MINISTER OF FOREIGN AFFAIRS
GEORGE A. PAPANDREOU
TALKS FRANKLY ABOUT
GREECE’S NEW FOREIGN POLICY
AN EXCLUSIVE INTERVIEW WITH "TO VIMA"
SUNDAY 5 SEPTEMBER, 1999
Interview by N. Marakis
GEORGE PAPANDREOU
“We will pull Turkey into Europe”
Photograph : Antonis
Papantoniou
To Vima: You seem very healthy. It seems your comrades at the PASOK Executive Committee didn’t manage to shoot you down after all?
George A. Papandreou:
I didn’t hear any shots. On the contrary, the Executive Committee unanimously
accepted the proposal I submitted to the Prime Minister ten days ago, the
day after the earthquake in Turkey. This proposal included a
recommendation that decisive initiatives and intervention on the part of
Greece would not simply contribute to an improvement of the political climate,
but would probably also have a significant impact on Turkey’s progress
towards Europe. I therefore proposed that a new financial package
for Turkey should be created.
We decided that this package
would be drawn up after discussions with all the relevant political leaders
in Greece; and, of course, in conjunction with the European Commission
which will address this issue at the informal meeting of Foreign Ministers
this weekend. Finally, we also discussed the Greek proposal with
our European counterparts.
I promptly announced this
proposal to the public, and made it quite clear from the start that it
was in now way linked to the question of whether Greece should lift its
veto on EU financial aid to Turkey. This is a totally new package, which
was received extremely warmly – not to say absolutely – by the majority
of political parties and all the former Ministers of Foreign Affairs in
Greece.
Including Mr. Pangalos?
Yes, including Mr. Pangalos. The proposal was unanimously accepted by the Governmental Committee on Wednesday 1 September.
So what is the final position of the government on this issue?
We are dealing with two
separate packages, which are part of the so-called European Strategy for
Turkey. The first package (ECU 135 million) is decided by a special majority
vote. The second (ECU 15 million) has so far been vetoed by Greece. We
will only consent once the necessary amendments are made, to ensure that
these funds will be used exclusively to deal with the problems that have
arisen as a result of the earthquake in Turkey. We are also proposing that
humanitarian aid should be dispensed through existing EU institutions that
deal with humanitarian issues. At some later stage, we would not be averse
to discussing the conditions by which Turkey could reconstruct the area
hit by the quake – rebuilding houses, industries, and so on.

**GOAL OF THE EXERCISE:** According to the Papandreou interview, on what date did the Governmental Committee unanimously accept the proposal?

**DATA BLOCK:**
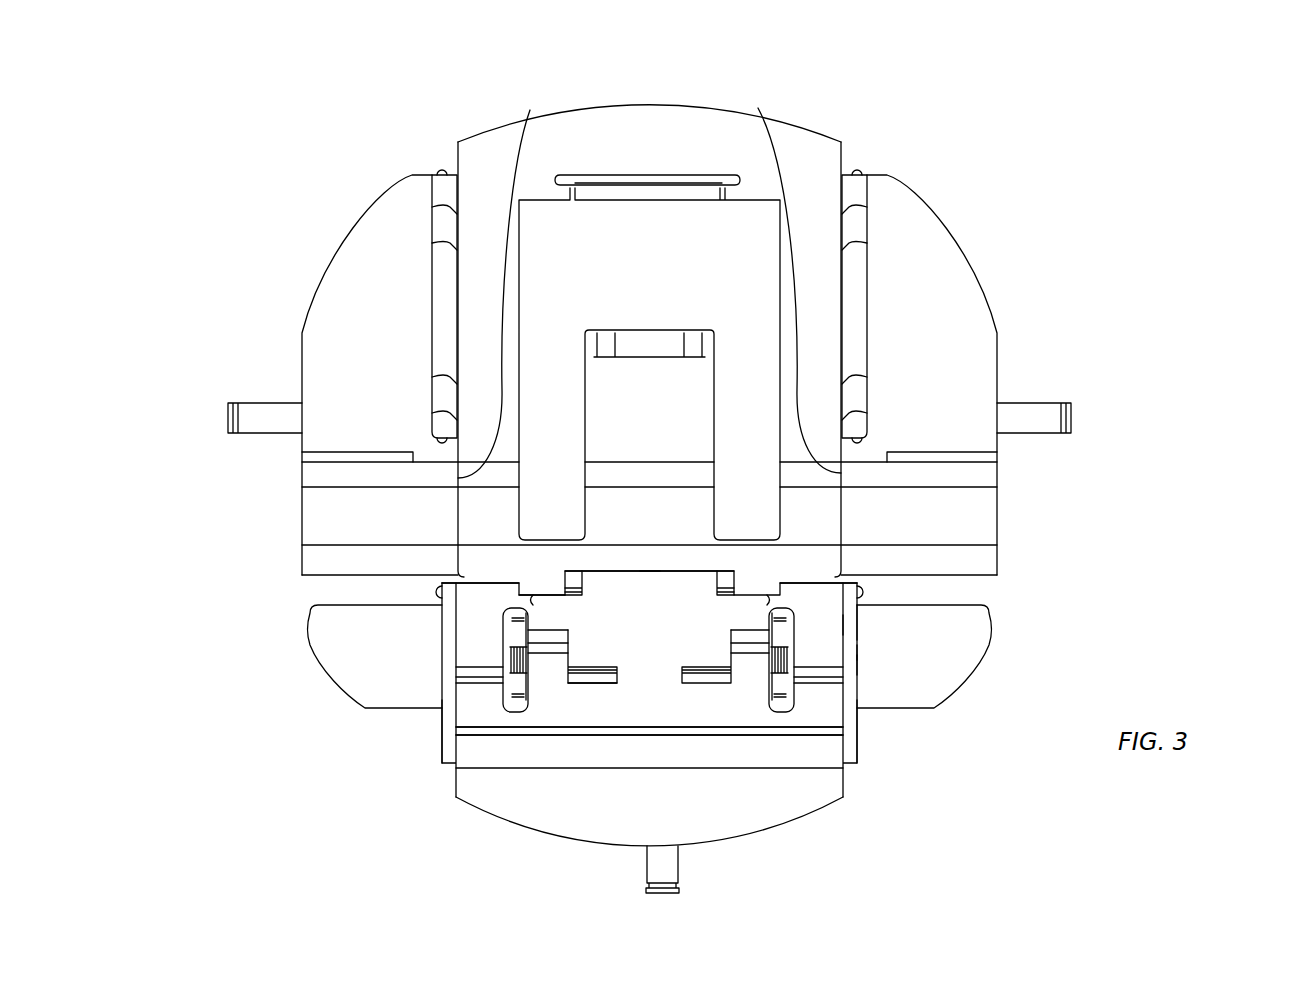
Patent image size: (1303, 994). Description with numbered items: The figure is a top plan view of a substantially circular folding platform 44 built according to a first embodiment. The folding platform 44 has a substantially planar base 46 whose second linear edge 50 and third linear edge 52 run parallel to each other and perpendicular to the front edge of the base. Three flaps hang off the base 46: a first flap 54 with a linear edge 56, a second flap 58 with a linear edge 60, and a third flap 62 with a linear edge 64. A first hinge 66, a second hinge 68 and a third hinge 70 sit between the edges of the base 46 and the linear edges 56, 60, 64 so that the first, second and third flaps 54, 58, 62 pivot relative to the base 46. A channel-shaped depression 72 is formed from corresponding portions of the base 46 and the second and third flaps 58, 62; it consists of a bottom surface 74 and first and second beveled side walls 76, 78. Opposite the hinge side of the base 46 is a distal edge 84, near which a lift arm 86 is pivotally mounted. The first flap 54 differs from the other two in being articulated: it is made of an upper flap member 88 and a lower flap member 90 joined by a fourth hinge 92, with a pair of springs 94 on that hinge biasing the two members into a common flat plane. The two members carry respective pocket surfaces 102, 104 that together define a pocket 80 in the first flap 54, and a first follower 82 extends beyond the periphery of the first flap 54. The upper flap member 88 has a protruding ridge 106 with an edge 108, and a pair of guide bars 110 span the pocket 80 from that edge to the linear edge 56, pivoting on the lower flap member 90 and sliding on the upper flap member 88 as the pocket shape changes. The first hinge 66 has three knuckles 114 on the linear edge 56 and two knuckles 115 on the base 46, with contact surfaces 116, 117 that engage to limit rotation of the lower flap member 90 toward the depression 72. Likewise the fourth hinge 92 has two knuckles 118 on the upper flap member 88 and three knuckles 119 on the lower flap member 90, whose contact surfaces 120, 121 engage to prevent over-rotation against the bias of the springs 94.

**REPLY:** Wednesday 1 September.